**Set problem**
Go through the data below. List every line that holds the word "tietoa".

═══

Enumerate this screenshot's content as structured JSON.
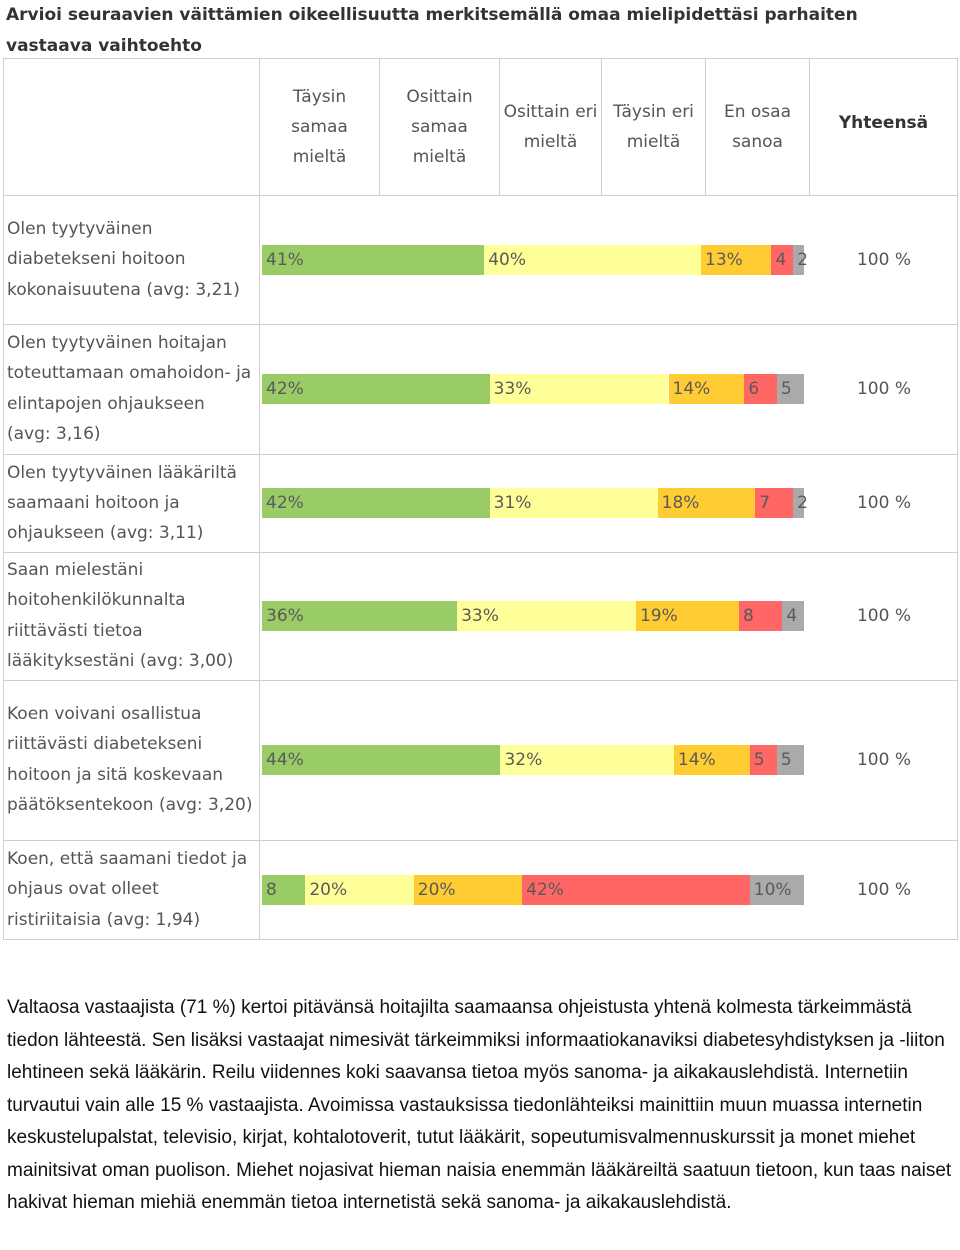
{
  "page": {
    "title": "Arvioi seuraavien väittämien oikeellisuutta merkitsemällä omaa mielipidettäsi parhaiten vastaava vaihtoehto",
    "summary": "Valtaosa vastaajista (71 %) kertoi pitävänsä hoitajilta saamaansa ohjeistusta yhtenä kolmesta tärkeimmästä tiedon lähteestä. Sen lisäksi vastaajat nimesivät tärkeimmiksi informaatiokanaviksi diabetesyhdistyksen ja -liiton lehtineen sekä lääkärin. Reilu viidennes koki saavansa tietoa myös sanoma- ja aikakauslehdistä. Internetiin turvautui vain alle 15 % vastaajista. Avoimissa vastauksissa tiedonlähteiksi mainittiin muun muassa internetin keskustelupalstat, televisio, kirjat, kohtalotoverit, tutut lääkärit, sopeutumisvalmennuskurssit ja monet miehet mainitsivat oman puolison. Miehet nojasivat hieman naisia enemmän lääkäreiltä saatuun tietoon, kun taas naiset hakivat hieman miehiä enemmän tietoa internetistä sekä sanoma- ja aikakauslehdistä."
  },
  "table": {
    "columns": [
      "Täysin samaa mieltä",
      "Osittain samaa mieltä",
      "Osittain eri mieltä",
      "Täysin eri mieltä",
      "En osaa sanoa"
    ],
    "total_header": "Yhteensä"
  },
  "chart_data": {
    "type": "bar",
    "stacked": true,
    "orientation": "horizontal",
    "title": "Arvioi seuraavien väittämien oikeellisuutta merkitsemällä omaa mielipidettäsi parhaiten vastaava vaihtoehto",
    "categories": [
      "Olen tyytyväinen diabetekseni hoitoon kokonaisuutena (avg: 3,21)",
      "Olen tyytyväinen hoitajan toteuttamaan omahoidon- ja elintapojen ohjaukseen (avg: 3,16)",
      "Olen tyytyväinen lääkäriltä saamaani hoitoon ja ohjaukseen (avg: 3,11)",
      "Saan mielestäni hoitohenkilökunnalta riittävästi tietoa lääkityksestäni (avg: 3,00)",
      "Koen voivani osallistua riittävästi diabetekseni hoitoon ja sitä koskevaan päätöksentekoon (avg: 3,20)",
      "Koen, että saamani tiedot ja ohjaus ovat olleet ristiriitaisia (avg: 1,94)"
    ],
    "series": [
      {
        "name": "Täysin samaa mieltä",
        "color": "#99cc66",
        "values": [
          41,
          42,
          42,
          36,
          44,
          8
        ],
        "labels": [
          "41%",
          "42%",
          "42%",
          "36%",
          "44%",
          "8"
        ]
      },
      {
        "name": "Osittain samaa mieltä",
        "color": "#ffff99",
        "values": [
          40,
          33,
          31,
          33,
          32,
          20
        ],
        "labels": [
          "40%",
          "33%",
          "31%",
          "33%",
          "32%",
          "20%"
        ]
      },
      {
        "name": "Osittain eri mieltä",
        "color": "#ffcc33",
        "values": [
          13,
          14,
          18,
          19,
          14,
          20
        ],
        "labels": [
          "13%",
          "14%",
          "18%",
          "19%",
          "14%",
          "20%"
        ]
      },
      {
        "name": "Täysin eri mieltä",
        "color": "#ff6666",
        "values": [
          4,
          6,
          7,
          8,
          5,
          42
        ],
        "labels": [
          "4",
          "6",
          "7",
          "8",
          "5",
          "42%"
        ]
      },
      {
        "name": "En osaa sanoa",
        "color": "#aaaaaa",
        "values": [
          2,
          5,
          2,
          4,
          5,
          10
        ],
        "labels": [
          "2",
          "5",
          "2",
          "4",
          "5",
          "10%"
        ]
      }
    ],
    "totals": [
      "100 %",
      "100 %",
      "100 %",
      "100 %",
      "100 %",
      "100 %"
    ],
    "xlim": [
      0,
      100
    ]
  }
}
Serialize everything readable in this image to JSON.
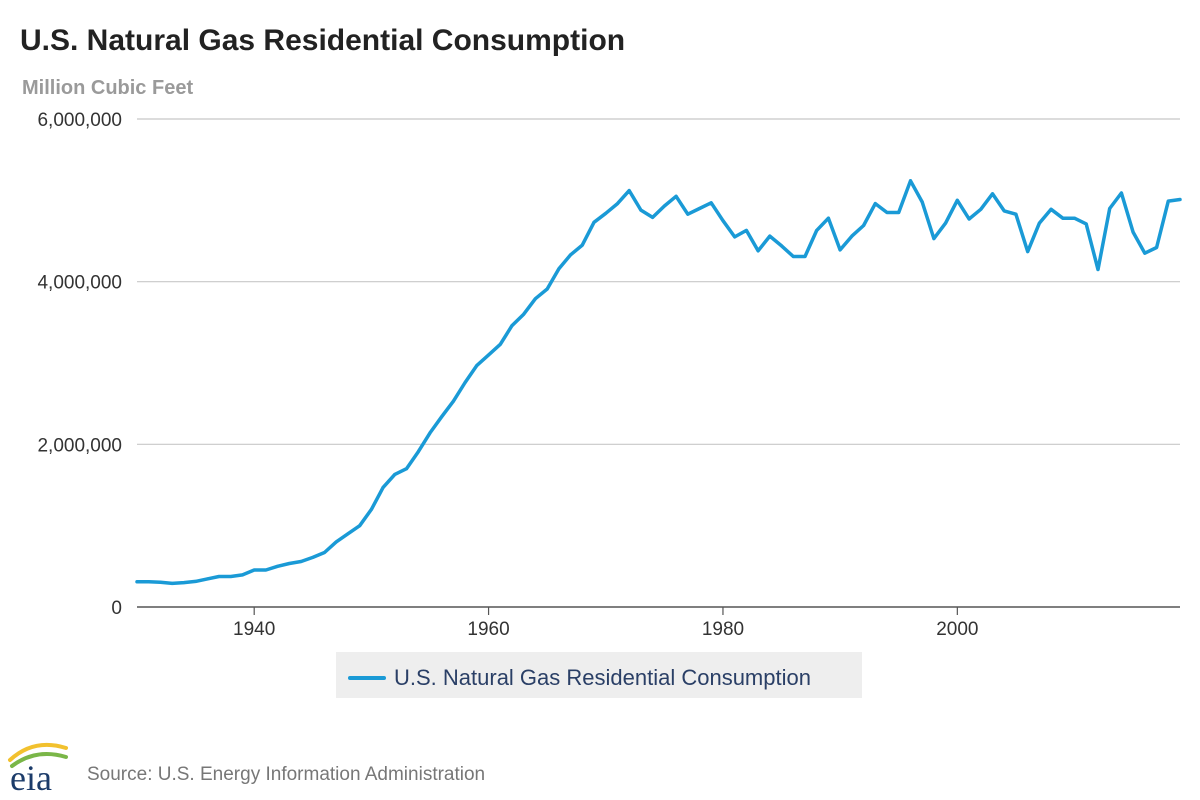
{
  "source": "Source: U.S. Energy Information Administration",
  "logo_text": "eia",
  "colors": {
    "line": "#1a9ad6",
    "grid": "#c8c8c8",
    "axis": "#555555",
    "legend_bg": "#eeeeee",
    "logo_blue": "#1c3c6a",
    "logo_green": "#7ab648",
    "logo_yellow": "#f2c12e"
  },
  "chart_data": {
    "type": "line",
    "title": "U.S. Natural Gas Residential Consumption",
    "ylabel": "Million Cubic Feet",
    "xlabel": "",
    "xlim": [
      1930,
      2019
    ],
    "ylim": [
      0,
      6000000
    ],
    "x_ticks": [
      1940,
      1960,
      1980,
      2000
    ],
    "y_ticks": [
      0,
      2000000,
      4000000,
      6000000
    ],
    "y_tick_labels": [
      "0",
      "2,000,000",
      "4,000,000",
      "6,000,000"
    ],
    "grid": true,
    "legend_position": "bottom-center",
    "x": [
      1930,
      1931,
      1932,
      1933,
      1934,
      1935,
      1936,
      1937,
      1938,
      1939,
      1940,
      1941,
      1942,
      1943,
      1944,
      1945,
      1946,
      1947,
      1948,
      1949,
      1950,
      1951,
      1952,
      1953,
      1954,
      1955,
      1956,
      1957,
      1958,
      1959,
      1960,
      1961,
      1962,
      1963,
      1964,
      1965,
      1966,
      1967,
      1968,
      1969,
      1970,
      1971,
      1972,
      1973,
      1974,
      1975,
      1976,
      1977,
      1978,
      1979,
      1980,
      1981,
      1982,
      1983,
      1984,
      1985,
      1986,
      1987,
      1988,
      1989,
      1990,
      1991,
      1992,
      1993,
      1994,
      1995,
      1996,
      1997,
      1998,
      1999,
      2000,
      2001,
      2002,
      2003,
      2004,
      2005,
      2006,
      2007,
      2008,
      2009,
      2010,
      2011,
      2012,
      2013,
      2014,
      2015,
      2016,
      2017,
      2018,
      2019
    ],
    "series": [
      {
        "name": "U.S. Natural Gas Residential Consumption",
        "values": [
          310000,
          310000,
          305000,
          290000,
          300000,
          315000,
          345000,
          375000,
          375000,
          395000,
          455000,
          455000,
          500000,
          535000,
          560000,
          610000,
          670000,
          800000,
          900000,
          1000000,
          1200000,
          1470000,
          1630000,
          1700000,
          1910000,
          2140000,
          2340000,
          2530000,
          2760000,
          2970000,
          3100000,
          3230000,
          3460000,
          3600000,
          3790000,
          3910000,
          4160000,
          4330000,
          4450000,
          4730000,
          4840000,
          4960000,
          5120000,
          4880000,
          4790000,
          4930000,
          5050000,
          4830000,
          4900000,
          4970000,
          4750000,
          4550000,
          4630000,
          4380000,
          4560000,
          4440000,
          4310000,
          4310000,
          4630000,
          4780000,
          4390000,
          4560000,
          4690000,
          4960000,
          4850000,
          4850000,
          5240000,
          4980000,
          4530000,
          4720000,
          5000000,
          4770000,
          4890000,
          5080000,
          4870000,
          4830000,
          4370000,
          4720000,
          4890000,
          4780000,
          4780000,
          4710000,
          4150000,
          4900000,
          5090000,
          4610000,
          4350000,
          4420000,
          4990000,
          5010000
        ]
      }
    ]
  }
}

═══

**Expected answer**
    "summary": "Valtaosa vastaajista (71 %) kertoi pitävänsä hoitajilta saamaansa ohjeistusta yhtenä kolmesta tärkeimmästä tiedon lähteestä. Sen lisäksi vastaajat nimesivät tärkeimmiksi informaatiokanaviksi diabetesyhdistyksen ja -liiton lehtineen sekä lääkärin. Reilu viidennes koki saavansa tietoa myös sanoma- ja aikakauslehdistä. Internetiin turvautui vain alle 15 % vastaajista. Avoimissa vastauksissa tiedonlähteiksi mainittiin muun muassa internetin keskustelupalstat, televisio, kirjat, kohtalotoverit, tutut lääkärit, sopeutumisvalmennuskurssit ja monet miehet mainitsivat oman puolison. Miehet nojasivat hieman naisia enemmän lääkäreiltä saatuun tietoon, kun taas naiset hakivat hieman miehiä enemmän tietoa internetistä sekä sanoma- ja aikakauslehdistä."
      "Saan mielestäni hoitohenkilökunnalta riittävästi tietoa lääkityksestäni (avg: 3,00)",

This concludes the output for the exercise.